Rows from a figure dataset
◇ ◇ ◇ ◇ ◇ ◇ ◇
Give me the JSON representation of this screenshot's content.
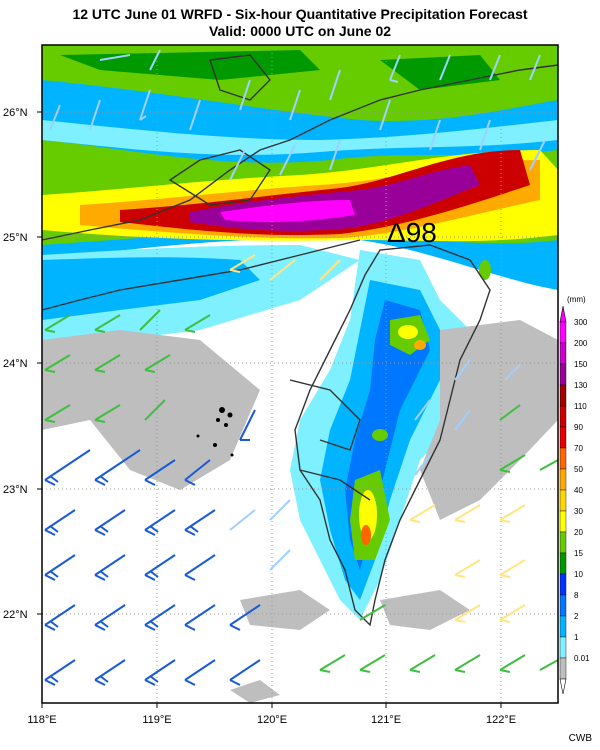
{
  "title": {
    "line1": "12 UTC June 01 WRFD - Six-hour Quantitative Precipitation Forecast",
    "line2": "Valid: 0000 UTC on June 02"
  },
  "lat_labels": [
    "26°N",
    "25°N",
    "24°N",
    "23°N",
    "22°N"
  ],
  "lon_labels": [
    "118°E",
    "119°E",
    "120°E",
    "121°E",
    "122°E"
  ],
  "annotation": "Δ98",
  "colorbar": {
    "unit": "(mm)",
    "levels": [
      "300",
      "200",
      "150",
      "130",
      "110",
      "90",
      "70",
      "50",
      "40",
      "30",
      "20",
      "15",
      "10",
      "8",
      "2",
      "1",
      "0.01"
    ],
    "colors": [
      "#ff00ff",
      "#cc00cc",
      "#990099",
      "#a00000",
      "#cc0000",
      "#e60000",
      "#ff6600",
      "#ffaa00",
      "#ffd700",
      "#ffff00",
      "#66cc00",
      "#009900",
      "#0033ff",
      "#0077ff",
      "#00b4ff",
      "#7ff0ff",
      "#bebebe"
    ]
  },
  "credit": "CWB"
}
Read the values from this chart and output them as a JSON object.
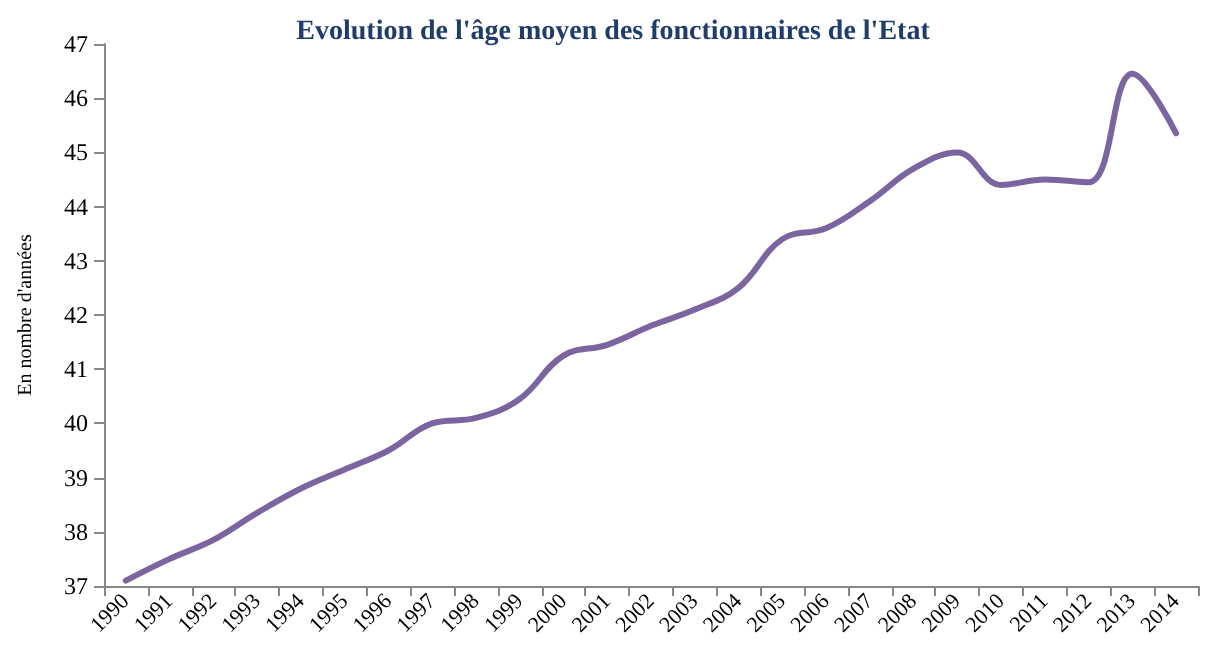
{
  "chart_data": {
    "type": "line",
    "title": "Evolution de l'âge moyen des fonctionnaires de l'Etat",
    "ylabel": "En nombre d'années",
    "categories": [
      "1990",
      "1991",
      "1992",
      "1993",
      "1994",
      "1995",
      "1996",
      "1997",
      "1998",
      "1999",
      "2000",
      "2001",
      "2002",
      "2003",
      "2004",
      "2005",
      "2006",
      "2007",
      "2008",
      "2009",
      "2010",
      "2011",
      "2012",
      "2013",
      "2014"
    ],
    "series": [
      {
        "color": "#7b65a0",
        "values": [
          37.1,
          37.5,
          37.85,
          38.35,
          38.8,
          39.15,
          39.5,
          40.0,
          40.1,
          40.45,
          41.25,
          41.45,
          41.8,
          42.1,
          42.5,
          43.4,
          43.6,
          44.1,
          44.7,
          45.0,
          44.4,
          44.5,
          44.45,
          46.45,
          45.35
        ]
      }
    ],
    "ylim": [
      37,
      47
    ],
    "yticks": [
      37,
      38,
      39,
      40,
      41,
      42,
      43,
      44,
      45,
      46,
      47
    ],
    "grid": false,
    "marker": "none",
    "line_style": "solid"
  }
}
◇ ◇ ◇ ◇ ◇ ◇ ◇
* [TASK BRIEF]: Retype the lines exactly as they appear, beginning with the line that contains "Read the values" and ending with the final line of the entries, and omit the pictures.

* [COMPLETE OUTPUT]:
Read the values from this chart and output them as a JSON object.
{
  "chart_data": {
    "type": "line",
    "title": "Evolution de l'âge moyen des fonctionnaires de l'Etat",
    "ylabel": "En nombre d'années",
    "categories": [
      "1990",
      "1991",
      "1992",
      "1993",
      "1994",
      "1995",
      "1996",
      "1997",
      "1998",
      "1999",
      "2000",
      "2001",
      "2002",
      "2003",
      "2004",
      "2005",
      "2006",
      "2007",
      "2008",
      "2009",
      "2010",
      "2011",
      "2012",
      "2013",
      "2014"
    ],
    "series": [
      {
        "color": "#7b65a0",
        "values": [
          37.1,
          37.5,
          37.85,
          38.35,
          38.8,
          39.15,
          39.5,
          40.0,
          40.1,
          40.45,
          41.25,
          41.45,
          41.8,
          42.1,
          42.5,
          43.4,
          43.6,
          44.1,
          44.7,
          45.0,
          44.4,
          44.5,
          44.45,
          46.45,
          45.35
        ]
      }
    ],
    "ylim": [
      37,
      47
    ],
    "yticks": [
      37,
      38,
      39,
      40,
      41,
      42,
      43,
      44,
      45,
      46,
      47
    ],
    "grid": false,
    "marker": "none",
    "line_style": "solid"
  }
}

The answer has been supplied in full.